• [WRITTEN EXERCISE]:
Each line containing the word "Guardia" needs to be copied.

• • • • • • •

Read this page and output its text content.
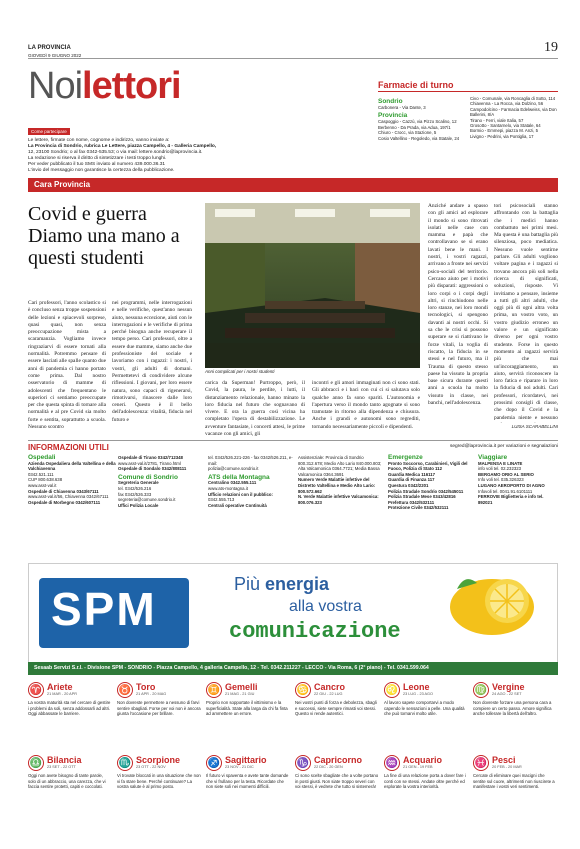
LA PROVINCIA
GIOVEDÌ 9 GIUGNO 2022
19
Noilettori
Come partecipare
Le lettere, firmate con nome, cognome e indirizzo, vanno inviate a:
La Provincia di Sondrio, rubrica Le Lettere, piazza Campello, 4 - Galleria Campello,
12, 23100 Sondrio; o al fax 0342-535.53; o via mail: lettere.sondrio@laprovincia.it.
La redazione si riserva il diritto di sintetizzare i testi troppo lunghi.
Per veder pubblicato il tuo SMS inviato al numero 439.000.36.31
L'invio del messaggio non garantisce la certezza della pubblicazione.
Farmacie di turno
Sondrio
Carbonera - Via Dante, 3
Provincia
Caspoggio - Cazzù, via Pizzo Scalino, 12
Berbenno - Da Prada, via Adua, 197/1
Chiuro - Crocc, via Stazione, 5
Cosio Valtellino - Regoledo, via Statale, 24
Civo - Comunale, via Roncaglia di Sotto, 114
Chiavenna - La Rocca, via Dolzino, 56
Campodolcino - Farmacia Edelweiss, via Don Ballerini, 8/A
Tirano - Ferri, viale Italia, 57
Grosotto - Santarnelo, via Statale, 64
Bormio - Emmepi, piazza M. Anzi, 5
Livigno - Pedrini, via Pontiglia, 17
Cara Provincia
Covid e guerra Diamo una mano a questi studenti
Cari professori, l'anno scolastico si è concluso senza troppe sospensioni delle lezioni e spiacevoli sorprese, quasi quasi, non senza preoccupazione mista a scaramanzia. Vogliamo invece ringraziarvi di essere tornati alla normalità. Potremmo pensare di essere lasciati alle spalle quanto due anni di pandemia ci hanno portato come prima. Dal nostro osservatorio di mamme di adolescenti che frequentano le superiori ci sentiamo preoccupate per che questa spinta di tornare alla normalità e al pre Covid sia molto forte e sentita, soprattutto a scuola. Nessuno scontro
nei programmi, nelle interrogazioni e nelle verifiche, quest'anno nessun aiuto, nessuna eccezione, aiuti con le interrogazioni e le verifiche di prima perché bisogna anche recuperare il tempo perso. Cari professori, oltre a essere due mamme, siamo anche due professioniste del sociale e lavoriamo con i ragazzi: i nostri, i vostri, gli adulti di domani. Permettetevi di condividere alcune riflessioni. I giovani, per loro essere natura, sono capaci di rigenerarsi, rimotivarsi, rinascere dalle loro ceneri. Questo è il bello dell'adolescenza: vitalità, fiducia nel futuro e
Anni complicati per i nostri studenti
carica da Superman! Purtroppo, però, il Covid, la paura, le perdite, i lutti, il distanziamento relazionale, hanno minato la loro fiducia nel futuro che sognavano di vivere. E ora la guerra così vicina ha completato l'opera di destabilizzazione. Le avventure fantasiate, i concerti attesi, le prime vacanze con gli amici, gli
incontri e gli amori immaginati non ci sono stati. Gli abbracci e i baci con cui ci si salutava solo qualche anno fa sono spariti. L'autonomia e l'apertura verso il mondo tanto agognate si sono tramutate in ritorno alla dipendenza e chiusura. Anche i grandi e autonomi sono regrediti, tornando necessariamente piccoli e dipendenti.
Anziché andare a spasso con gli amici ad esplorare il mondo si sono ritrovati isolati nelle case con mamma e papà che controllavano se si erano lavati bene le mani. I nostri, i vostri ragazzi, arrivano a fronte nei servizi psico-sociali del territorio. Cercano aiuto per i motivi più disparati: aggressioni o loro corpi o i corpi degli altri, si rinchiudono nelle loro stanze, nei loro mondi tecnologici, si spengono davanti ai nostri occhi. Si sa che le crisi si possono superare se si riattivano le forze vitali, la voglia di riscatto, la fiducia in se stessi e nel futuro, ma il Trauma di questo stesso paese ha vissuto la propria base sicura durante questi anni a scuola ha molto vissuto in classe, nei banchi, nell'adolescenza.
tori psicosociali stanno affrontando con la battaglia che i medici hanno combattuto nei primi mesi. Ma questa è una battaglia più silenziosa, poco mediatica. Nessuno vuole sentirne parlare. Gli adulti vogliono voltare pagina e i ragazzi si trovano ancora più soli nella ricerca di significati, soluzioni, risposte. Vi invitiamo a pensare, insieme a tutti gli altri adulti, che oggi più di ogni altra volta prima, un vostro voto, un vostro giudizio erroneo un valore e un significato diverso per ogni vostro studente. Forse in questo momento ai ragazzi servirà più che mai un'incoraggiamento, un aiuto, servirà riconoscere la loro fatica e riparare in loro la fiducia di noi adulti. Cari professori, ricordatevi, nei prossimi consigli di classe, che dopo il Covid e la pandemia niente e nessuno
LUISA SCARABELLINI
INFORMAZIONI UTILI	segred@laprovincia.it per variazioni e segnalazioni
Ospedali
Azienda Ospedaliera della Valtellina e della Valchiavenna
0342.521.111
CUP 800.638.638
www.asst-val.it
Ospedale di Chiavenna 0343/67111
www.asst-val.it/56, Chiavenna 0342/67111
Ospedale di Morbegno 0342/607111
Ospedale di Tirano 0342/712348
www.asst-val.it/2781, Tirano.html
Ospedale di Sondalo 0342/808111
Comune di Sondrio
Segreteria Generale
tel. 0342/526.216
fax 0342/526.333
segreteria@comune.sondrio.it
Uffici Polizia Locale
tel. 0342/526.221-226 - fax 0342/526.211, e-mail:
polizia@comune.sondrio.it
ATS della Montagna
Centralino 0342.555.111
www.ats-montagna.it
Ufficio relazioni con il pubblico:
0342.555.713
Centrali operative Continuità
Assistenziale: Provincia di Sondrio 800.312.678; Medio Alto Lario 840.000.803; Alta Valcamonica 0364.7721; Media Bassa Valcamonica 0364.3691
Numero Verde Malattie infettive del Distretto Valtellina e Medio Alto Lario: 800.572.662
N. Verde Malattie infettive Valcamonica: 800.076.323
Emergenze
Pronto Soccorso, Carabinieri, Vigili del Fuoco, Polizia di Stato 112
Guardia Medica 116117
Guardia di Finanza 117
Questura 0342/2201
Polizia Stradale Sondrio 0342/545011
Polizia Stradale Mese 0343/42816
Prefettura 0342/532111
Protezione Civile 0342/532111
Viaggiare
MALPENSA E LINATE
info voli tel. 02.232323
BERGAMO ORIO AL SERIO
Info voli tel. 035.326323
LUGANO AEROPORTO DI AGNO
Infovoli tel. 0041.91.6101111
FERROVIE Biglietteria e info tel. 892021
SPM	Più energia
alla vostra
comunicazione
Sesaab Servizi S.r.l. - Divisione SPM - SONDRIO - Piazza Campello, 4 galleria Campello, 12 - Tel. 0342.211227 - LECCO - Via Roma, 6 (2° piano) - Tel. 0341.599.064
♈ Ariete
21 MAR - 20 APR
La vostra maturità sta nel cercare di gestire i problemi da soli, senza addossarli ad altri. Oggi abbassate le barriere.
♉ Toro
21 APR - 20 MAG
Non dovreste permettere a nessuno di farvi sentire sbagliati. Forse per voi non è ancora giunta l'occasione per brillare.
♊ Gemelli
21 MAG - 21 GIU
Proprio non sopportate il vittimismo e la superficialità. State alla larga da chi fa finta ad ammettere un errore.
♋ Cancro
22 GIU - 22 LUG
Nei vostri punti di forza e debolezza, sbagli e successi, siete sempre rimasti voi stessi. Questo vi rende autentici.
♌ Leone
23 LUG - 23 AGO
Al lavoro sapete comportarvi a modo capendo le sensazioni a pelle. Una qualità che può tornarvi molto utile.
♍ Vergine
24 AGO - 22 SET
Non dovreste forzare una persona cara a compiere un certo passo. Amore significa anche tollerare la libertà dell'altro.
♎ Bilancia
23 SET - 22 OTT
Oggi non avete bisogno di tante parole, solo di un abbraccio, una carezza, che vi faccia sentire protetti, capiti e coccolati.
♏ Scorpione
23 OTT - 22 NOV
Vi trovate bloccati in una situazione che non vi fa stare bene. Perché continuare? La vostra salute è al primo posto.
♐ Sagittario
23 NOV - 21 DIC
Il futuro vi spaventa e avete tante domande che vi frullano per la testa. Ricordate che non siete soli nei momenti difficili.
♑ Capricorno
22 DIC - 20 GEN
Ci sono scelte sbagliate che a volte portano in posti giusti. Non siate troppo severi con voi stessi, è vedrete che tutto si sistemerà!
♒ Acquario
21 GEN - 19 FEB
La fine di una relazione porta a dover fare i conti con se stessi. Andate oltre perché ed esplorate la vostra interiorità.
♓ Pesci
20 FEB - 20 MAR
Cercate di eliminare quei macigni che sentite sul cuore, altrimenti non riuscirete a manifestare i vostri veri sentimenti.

• • • • • • •

• [SOLUTION TO THE PROBLEM]:
Guardia Medica 116117
Guardia di Finanza 117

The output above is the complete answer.